* start Information given *

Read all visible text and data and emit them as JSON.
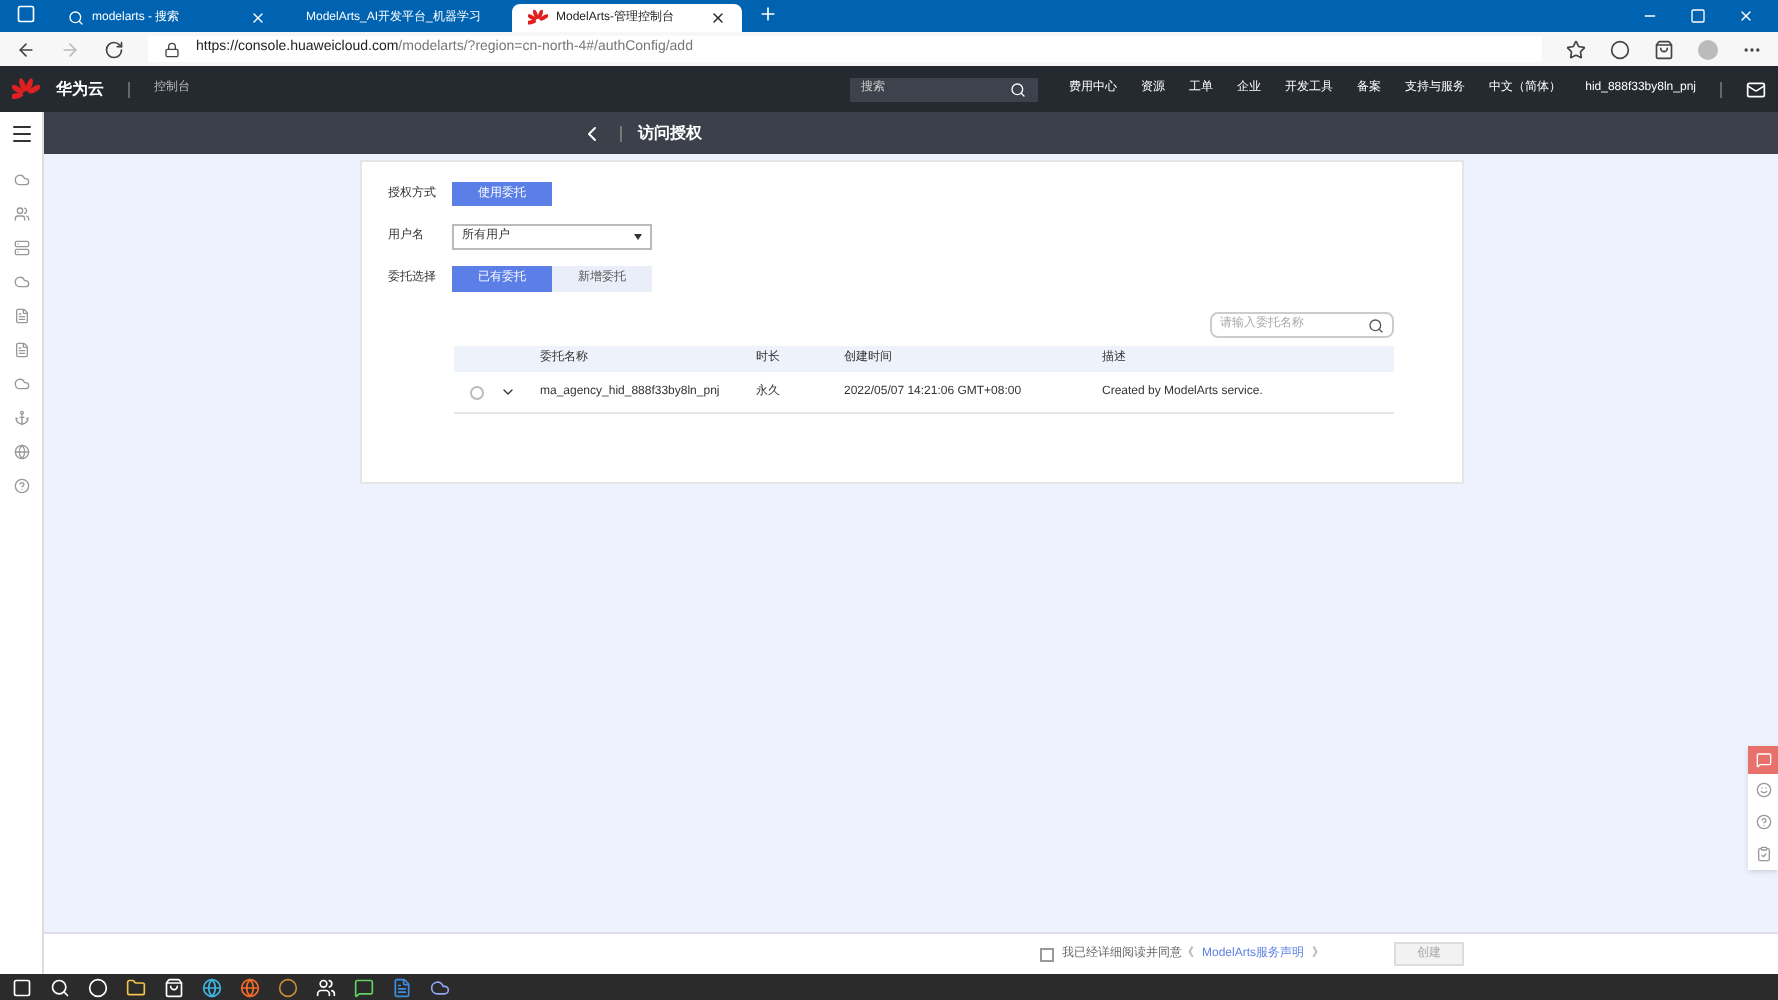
{
  "browser": {
    "tabs": [
      {
        "title": "modelarts - 搜索",
        "selected": false,
        "kind": "search"
      },
      {
        "title": "ModelArts_AI开发平台_机器学习",
        "selected": false,
        "kind": "huawei"
      },
      {
        "title": "ModelArts-管理控制台",
        "selected": true,
        "kind": "huawei"
      }
    ],
    "url": {
      "host": "https://console.huaweicloud.com",
      "path": "/modelarts/?region=cn-north-4#/authConfig/add"
    }
  },
  "header": {
    "brand": "华为云",
    "console": "控制台",
    "search_placeholder": "搜索",
    "menu": [
      "费用中心",
      "资源",
      "工单",
      "企业",
      "开发工具",
      "备案",
      "支持与服务",
      "中文（简体）",
      "hid_888f33by8ln_pnj"
    ]
  },
  "page_title": "访问授权",
  "form": {
    "auth_label": "授权方式",
    "auth_button": "使用委托",
    "user_label": "用户名",
    "user_value": "所有用户",
    "agency_label": "委托选择",
    "agency_options": [
      {
        "label": "已有委托",
        "selected": true
      },
      {
        "label": "新增委托",
        "selected": false
      }
    ],
    "search_placeholder": "请输入委托名称"
  },
  "table": {
    "columns": [
      "委托名称",
      "时长",
      "创建时间",
      "描述"
    ],
    "rows": [
      {
        "selected": false,
        "name": "ma_agency_hid_888f33by8ln_pnj",
        "duration": "永久",
        "created": "2022/05/07 14:21:06 GMT+08:00",
        "description": "Created by ModelArts service."
      }
    ]
  },
  "footer": {
    "agree_checked": false,
    "agree_text": "我已经详细阅读并同意《",
    "agree_link": "ModelArts服务声明",
    "agree_end": "》",
    "create_button": "创建"
  }
}
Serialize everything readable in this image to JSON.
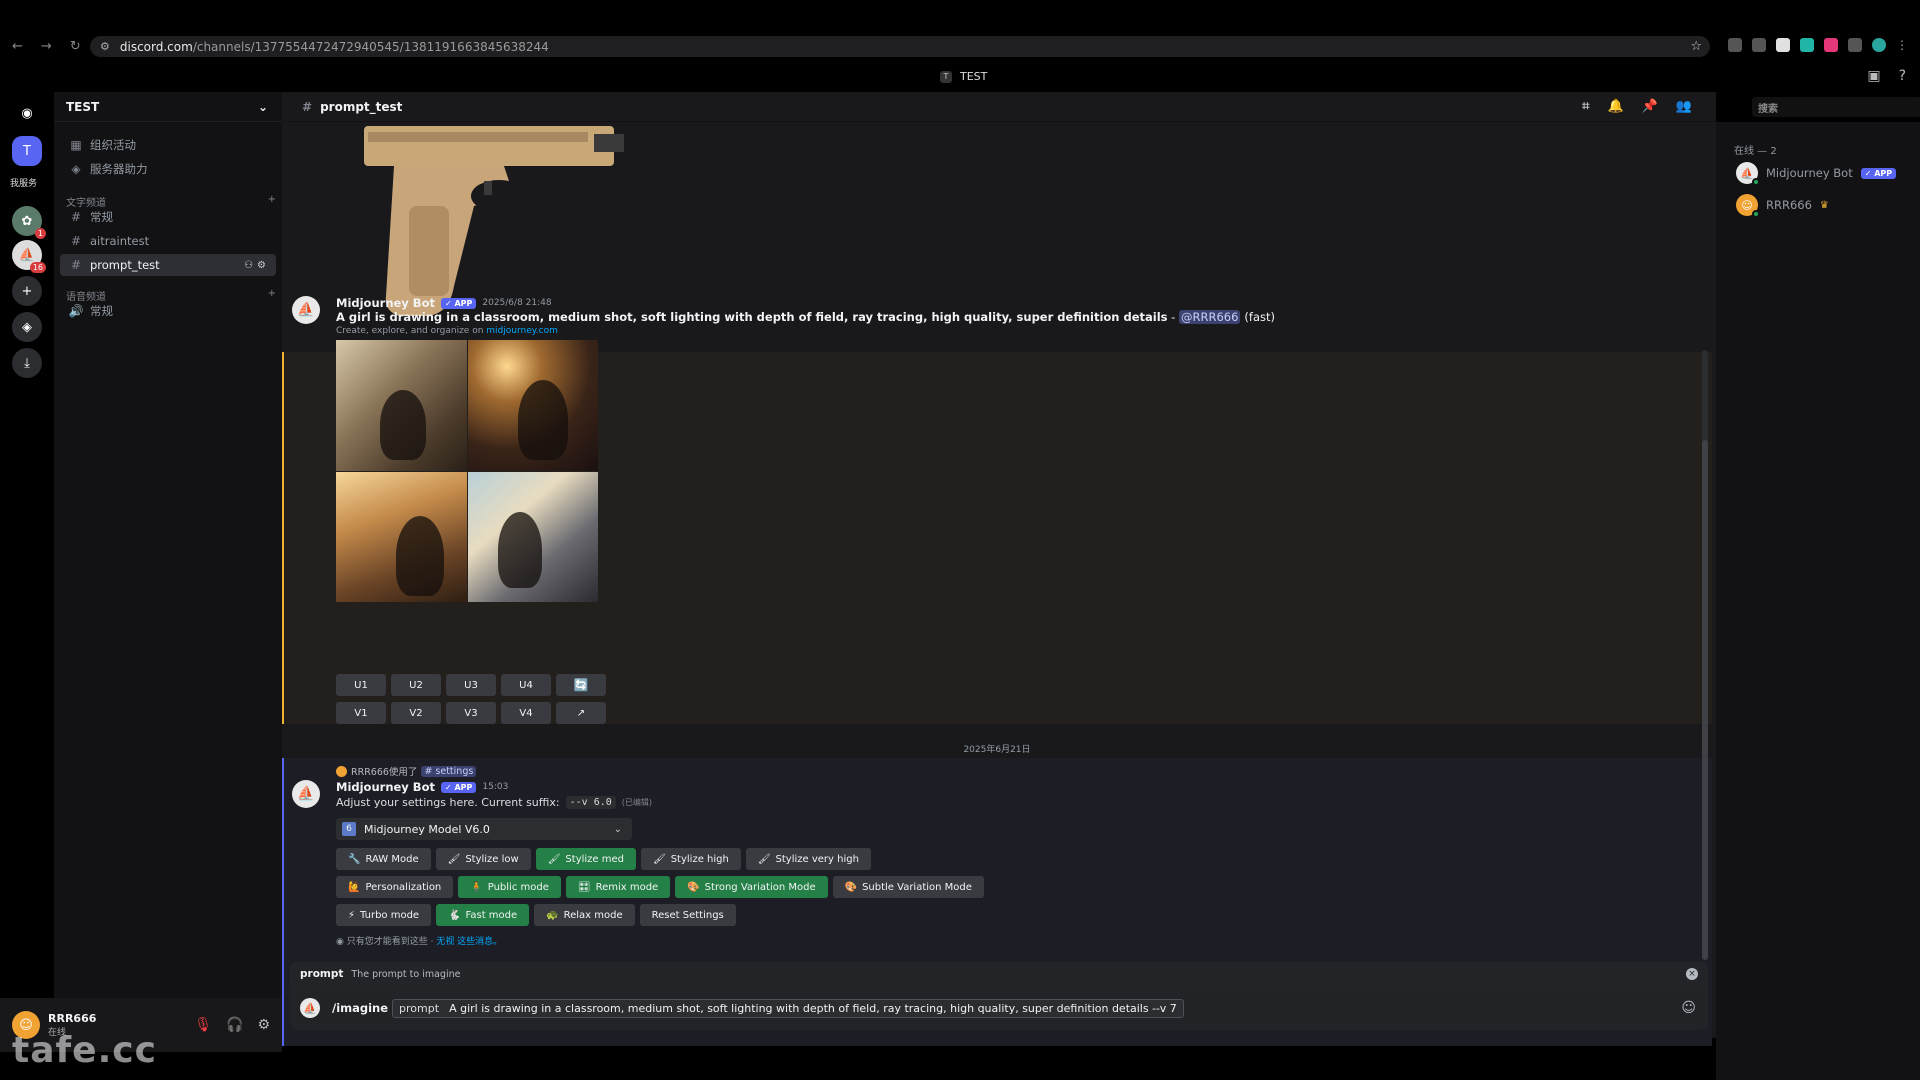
{
  "browser": {
    "url_host": "discord.com",
    "url_path": "/channels/1377554472472940545/1381191663845638244"
  },
  "window": {
    "guild_title": "TEST"
  },
  "rail": {
    "server_initial": "T",
    "label": "我服务",
    "badges": [
      "1",
      "16"
    ]
  },
  "guild": {
    "name": "TEST",
    "top_items": [
      {
        "label": "组织活动",
        "icon": "calendar-icon"
      },
      {
        "label": "服务器助力",
        "icon": "boost-icon"
      }
    ],
    "text_category": "文字频道",
    "text_channels": [
      "常规",
      "aitraintest",
      "prompt_test"
    ],
    "voice_category": "语音频道",
    "voice_channels": [
      "常规"
    ]
  },
  "user": {
    "name": "RRR666",
    "status": "在线"
  },
  "watermark": "tafe.cc",
  "chat": {
    "channel": "prompt_test",
    "search_placeholder": "搜索",
    "msg1": {
      "author": "Midjourney Bot",
      "badge": "✓ APP",
      "time": "2025/6/8 21:48",
      "prompt": "A girl is drawing in a classroom, medium shot, soft lighting with depth of field, ray tracing, high quality, super definition details",
      "dash": " - ",
      "mention": "@RRR666",
      "speed": "(fast)",
      "sub_text": "Create, explore, and organize on ",
      "sub_link": "midjourney.com",
      "buttons_row1": [
        "U1",
        "U2",
        "U3",
        "U4"
      ],
      "buttons_row2": [
        "V1",
        "V2",
        "V3",
        "V4"
      ]
    },
    "date_divider": "2025年6月21日",
    "msg2": {
      "reply_user": "RRR666使用了",
      "reply_cmd": "# settings",
      "author": "Midjourney Bot",
      "badge": "✓ APP",
      "time": "15:03",
      "text": "Adjust your settings here. Current suffix:",
      "suffix": "--v 6.0",
      "edited": "(已编辑)",
      "select_value": "Midjourney Model V6.0",
      "select_icon_text": "6",
      "row1": [
        {
          "label": "RAW Mode",
          "on": false,
          "icon": "🔧"
        },
        {
          "label": "Stylize low",
          "on": false,
          "icon": "🖌"
        },
        {
          "label": "Stylize med",
          "on": true,
          "icon": "🖌"
        },
        {
          "label": "Stylize high",
          "on": false,
          "icon": "🖌"
        },
        {
          "label": "Stylize very high",
          "on": false,
          "icon": "🖌"
        }
      ],
      "row2": [
        {
          "label": "Personalization",
          "on": false,
          "icon": "🙋"
        },
        {
          "label": "Public mode",
          "on": true,
          "icon": "🧍"
        },
        {
          "label": "Remix mode",
          "on": true,
          "icon": "🎛"
        },
        {
          "label": "Strong Variation Mode",
          "on": true,
          "icon": "🎨"
        },
        {
          "label": "Subtle Variation Mode",
          "on": false,
          "icon": "🎨"
        }
      ],
      "row3": [
        {
          "label": "Turbo mode",
          "on": false,
          "icon": "⚡"
        },
        {
          "label": "Fast mode",
          "on": true,
          "icon": "🐇"
        },
        {
          "label": "Relax mode",
          "on": false,
          "icon": "🐢"
        },
        {
          "label": "Reset Settings",
          "on": false,
          "icon": ""
        }
      ],
      "only_you": "只有您才能看到这些 · ",
      "dismiss": "无视 这些消息。"
    },
    "command": {
      "option": "prompt",
      "option_desc": "The prompt to imagine",
      "slash": "/imagine",
      "param_key": "prompt",
      "param_value": "A girl is drawing in a classroom, medium shot, soft lighting with depth of field, ray tracing, high quality, super definition details --v 7"
    }
  },
  "members": {
    "group": "在线 — 2",
    "list": [
      {
        "name": "Midjourney Bot",
        "badge": "✓ APP"
      },
      {
        "name": "RRR666"
      }
    ]
  },
  "colors": {
    "accent": "#5865f2",
    "success": "#248046",
    "highlight": "#f0b232"
  }
}
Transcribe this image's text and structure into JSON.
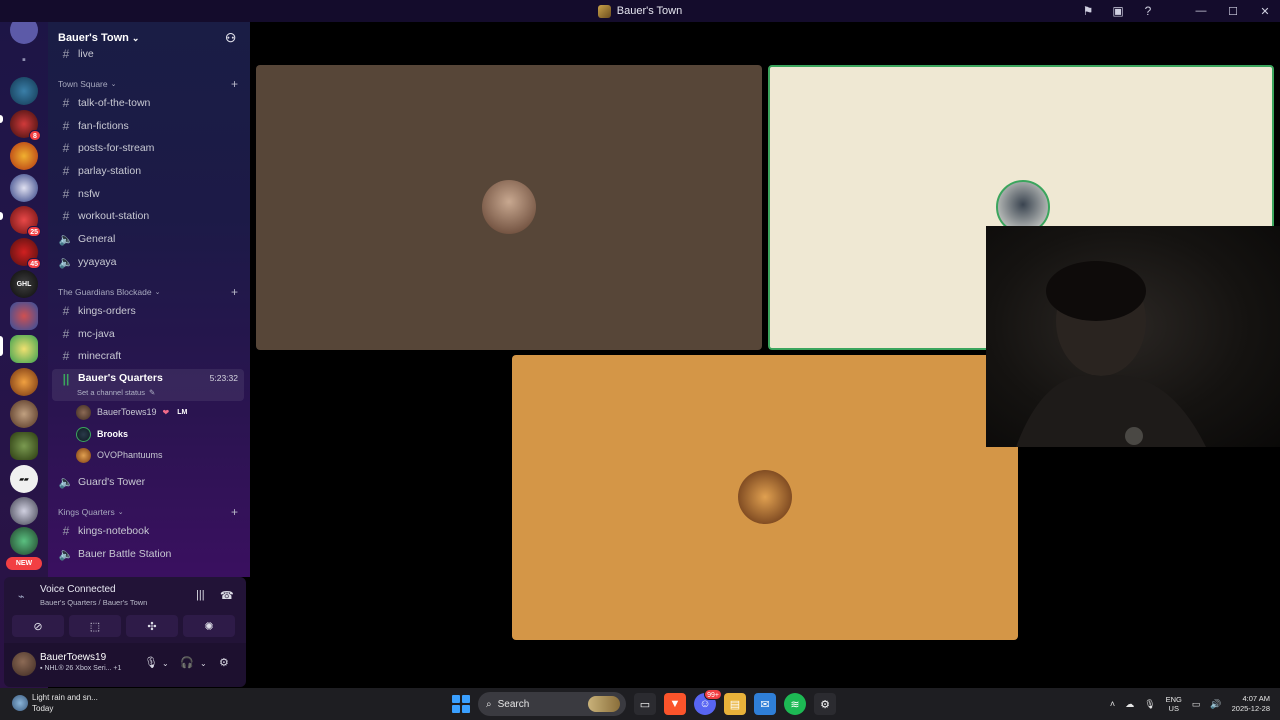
{
  "window": {
    "title": "Bauer's Town"
  },
  "rail": {
    "new_label": "NEW",
    "badges": [
      "8",
      "25",
      "45"
    ]
  },
  "guild": {
    "name": "Bauer's Town"
  },
  "channels": {
    "partial_top": "live",
    "categories": [
      {
        "name": "Town Square",
        "items": [
          {
            "type": "text",
            "name": "talk-of-the-town"
          },
          {
            "type": "text",
            "name": "fan-fictions"
          },
          {
            "type": "text",
            "name": "posts-for-stream"
          },
          {
            "type": "text",
            "name": "parlay-station"
          },
          {
            "type": "text",
            "name": "nsfw"
          },
          {
            "type": "text",
            "name": "workout-station"
          },
          {
            "type": "voice",
            "name": "General"
          },
          {
            "type": "voice",
            "name": "yyayaya"
          }
        ]
      },
      {
        "name": "The Guardians Blockade",
        "items": [
          {
            "type": "text",
            "name": "kings-orders"
          },
          {
            "type": "text",
            "name": "mc-java"
          },
          {
            "type": "text",
            "name": "minecraft"
          }
        ]
      },
      {
        "name": "Kings Quarters",
        "items": [
          {
            "type": "text",
            "name": "kings-notebook"
          },
          {
            "type": "voice",
            "name": "Bauer Battle Station"
          }
        ]
      }
    ],
    "active_voice": {
      "name": "Bauer's Quarters",
      "timer": "5:23:32",
      "status": "Set a channel status",
      "users": [
        {
          "name": "BauerToews19",
          "badge": "LM"
        },
        {
          "name": "Brooks"
        },
        {
          "name": "OVOPhantuums"
        }
      ]
    },
    "guards_tower": "Guard's Tower"
  },
  "voice_panel": {
    "title": "Voice Connected",
    "subtitle": "Bauer's Quarters / Bauer's Town"
  },
  "user_panel": {
    "username": "BauerToews19",
    "status": "NHL® 26 Xbox Seri...",
    "extra": "+1"
  },
  "taskbar": {
    "weather_line1": "Light rain and sn...",
    "weather_line2": "Today",
    "search_label": "Search",
    "lang_line1": "ENG",
    "lang_line2": "US",
    "time": "4:07 AM",
    "date": "2025-12-28",
    "discord_badge": "99+"
  },
  "colors": {
    "speaking_border": "#3ba55d",
    "tile1_bg": "#574638",
    "tile2_bg": "#efe8d3",
    "tile3_bg": "#d49647"
  }
}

* end Information given *

- **Goal**: All records should be output exactly, with the pictures left out.

- **Reply to the task**:
Read all visible text and data and emit them as JSON.
{
  "browser": {
    "tabs": [
      {
        "title": "modelarts - 搜索",
        "selected": false,
        "kind": "search"
      },
      {
        "title": "ModelArts_AI开发平台_机器学习",
        "selected": false,
        "kind": "huawei"
      },
      {
        "title": "ModelArts-管理控制台",
        "selected": true,
        "kind": "huawei"
      }
    ],
    "url": {
      "host": "https://console.huaweicloud.com",
      "path": "/modelarts/?region=cn-north-4#/authConfig/add"
    }
  },
  "header": {
    "brand": "华为云",
    "console": "控制台",
    "search_placeholder": "搜索",
    "menu": [
      "费用中心",
      "资源",
      "工单",
      "企业",
      "开发工具",
      "备案",
      "支持与服务",
      "中文（简体）",
      "hid_888f33by8ln_pnj"
    ]
  },
  "page_title": "访问授权",
  "form": {
    "auth_label": "授权方式",
    "auth_button": "使用委托",
    "user_label": "用户名",
    "user_value": "所有用户",
    "agency_label": "委托选择",
    "agency_options": [
      {
        "label": "已有委托",
        "selected": true
      },
      {
        "label": "新增委托",
        "selected": false
      }
    ],
    "search_placeholder": "请输入委托名称"
  },
  "table": {
    "columns": [
      "委托名称",
      "时长",
      "创建时间",
      "描述"
    ],
    "rows": [
      {
        "selected": false,
        "name": "ma_agency_hid_888f33by8ln_pnj",
        "duration": "永久",
        "created": "2022/05/07 14:21:06 GMT+08:00",
        "description": "Created by ModelArts service."
      }
    ]
  },
  "footer": {
    "agree_checked": false,
    "agree_text": "我已经详细阅读并同意《",
    "agree_link": "ModelArts服务声明",
    "agree_end": "》",
    "create_button": "创建"
  }
}
Serialize everything readable in this image to JSON.
{
  "browser": {
    "url_host": "discord.com",
    "url_path": "/channels/1377554472472940545/1381191663845638244"
  },
  "window": {
    "guild_title": "TEST"
  },
  "rail": {
    "server_initial": "T",
    "label": "我服务",
    "badges": [
      "1",
      "16"
    ]
  },
  "guild": {
    "name": "TEST",
    "top_items": [
      {
        "label": "组织活动",
        "icon": "calendar-icon"
      },
      {
        "label": "服务器助力",
        "icon": "boost-icon"
      }
    ],
    "text_category": "文字频道",
    "text_channels": [
      "常规",
      "aitraintest",
      "prompt_test"
    ],
    "voice_category": "语音频道",
    "voice_channels": [
      "常规"
    ]
  },
  "user": {
    "name": "RRR666",
    "status": "在线"
  },
  "watermark": "tafe.cc",
  "chat": {
    "channel": "prompt_test",
    "search_placeholder": "搜索",
    "msg1": {
      "author": "Midjourney Bot",
      "badge": "✓ APP",
      "time": "2025/6/8 21:48",
      "prompt": "A girl is drawing in a classroom, medium shot, soft lighting with depth of field, ray tracing, high quality, super definition details",
      "dash": " - ",
      "mention": "@RRR666",
      "speed": "(fast)",
      "sub_text": "Create, explore, and organize on ",
      "sub_link": "midjourney.com",
      "buttons_row1": [
        "U1",
        "U2",
        "U3",
        "U4"
      ],
      "buttons_row2": [
        "V1",
        "V2",
        "V3",
        "V4"
      ]
    },
    "date_divider": "2025年6月21日",
    "msg2": {
      "reply_user": "RRR666使用了",
      "reply_cmd": "# settings",
      "author": "Midjourney Bot",
      "badge": "✓ APP",
      "time": "15:03",
      "text": "Adjust your settings here. Current suffix:",
      "suffix": "--v 6.0",
      "edited": "(已编辑)",
      "select_value": "Midjourney Model V6.0",
      "select_icon_text": "6",
      "row1": [
        {
          "label": "RAW Mode",
          "on": false,
          "icon": "🔧"
        },
        {
          "label": "Stylize low",
          "on": false,
          "icon": "🖌"
        },
        {
          "label": "Stylize med",
          "on": true,
          "icon": "🖌"
        },
        {
          "label": "Stylize high",
          "on": false,
          "icon": "🖌"
        },
        {
          "label": "Stylize very high",
          "on": false,
          "icon": "🖌"
        }
      ],
      "row2": [
        {
          "label": "Personalization",
          "on": false,
          "icon": "🙋"
        },
        {
          "label": "Public mode",
          "on": true,
          "icon": "🧍"
        },
        {
          "label": "Remix mode",
          "on": true,
          "icon": "🎛"
        },
        {
          "label": "Strong Variation Mode",
          "on": true,
          "icon": "🎨"
        },
        {
          "label": "Subtle Variation Mode",
          "on": false,
          "icon": "🎨"
        }
      ],
      "row3": [
        {
          "label": "Turbo mode",
          "on": false,
          "icon": "⚡"
        },
        {
          "label": "Fast mode",
          "on": true,
          "icon": "🐇"
        },
        {
          "label": "Relax mode",
          "on": false,
          "icon": "🐢"
        },
        {
          "label": "Reset Settings",
          "on": false,
          "icon": ""
        }
      ],
      "only_you": "只有您才能看到这些 · ",
      "dismiss": "无视 这些消息。"
    },
    "command": {
      "option": "prompt",
      "option_desc": "The prompt to imagine",
      "slash": "/imagine",
      "param_key": "prompt",
      "param_value": "A girl is drawing in a classroom, medium shot, soft lighting with depth of field, ray tracing, high quality, super definition details --v 7"
    }
  },
  "members": {
    "group": "在线 — 2",
    "list": [
      {
        "name": "Midjourney Bot",
        "badge": "✓ APP"
      },
      {
        "name": "RRR666"
      }
    ]
  },
  "colors": {
    "accent": "#5865f2",
    "success": "#248046",
    "highlight": "#f0b232"
  }
}
Transcribe this image's text and structure into JSON.
{
  "window": {
    "title": "Bauer's Town"
  },
  "rail": {
    "new_label": "NEW",
    "badges": [
      "8",
      "25",
      "45"
    ]
  },
  "guild": {
    "name": "Bauer's Town"
  },
  "channels": {
    "partial_top": "live",
    "categories": [
      {
        "name": "Town Square",
        "items": [
          {
            "type": "text",
            "name": "talk-of-the-town"
          },
          {
            "type": "text",
            "name": "fan-fictions"
          },
          {
            "type": "text",
            "name": "posts-for-stream"
          },
          {
            "type": "text",
            "name": "parlay-station"
          },
          {
            "type": "text",
            "name": "nsfw"
          },
          {
            "type": "text",
            "name": "workout-station"
          },
          {
            "type": "voice",
            "name": "General"
          },
          {
            "type": "voice",
            "name": "yyayaya"
          }
        ]
      },
      {
        "name": "The Guardians Blockade",
        "items": [
          {
            "type": "text",
            "name": "kings-orders"
          },
          {
            "type": "text",
            "name": "mc-java"
          },
          {
            "type": "text",
            "name": "minecraft"
          }
        ]
      },
      {
        "name": "Kings Quarters",
        "items": [
          {
            "type": "text",
            "name": "kings-notebook"
          },
          {
            "type": "voice",
            "name": "Bauer Battle Station"
          }
        ]
      }
    ],
    "active_voice": {
      "name": "Bauer's Quarters",
      "timer": "5:23:32",
      "status": "Set a channel status",
      "users": [
        {
          "name": "BauerToews19",
          "badge": "LM"
        },
        {
          "name": "Brooks"
        },
        {
          "name": "OVOPhantuums"
        }
      ]
    },
    "guards_tower": "Guard's Tower"
  },
  "voice_panel": {
    "title": "Voice Connected",
    "subtitle": "Bauer's Quarters / Bauer's Town"
  },
  "user_panel": {
    "username": "BauerToews19",
    "status": "NHL® 26 Xbox Seri...",
    "extra": "+1"
  },
  "taskbar": {
    "weather_line1": "Light rain and sn...",
    "weather_line2": "Today",
    "search_label": "Search",
    "lang_line1": "ENG",
    "lang_line2": "US",
    "time": "4:07 AM",
    "date": "2025-12-28",
    "discord_badge": "99+"
  },
  "colors": {
    "speaking_border": "#3ba55d",
    "tile1_bg": "#574638",
    "tile2_bg": "#efe8d3",
    "tile3_bg": "#d49647"
  }
}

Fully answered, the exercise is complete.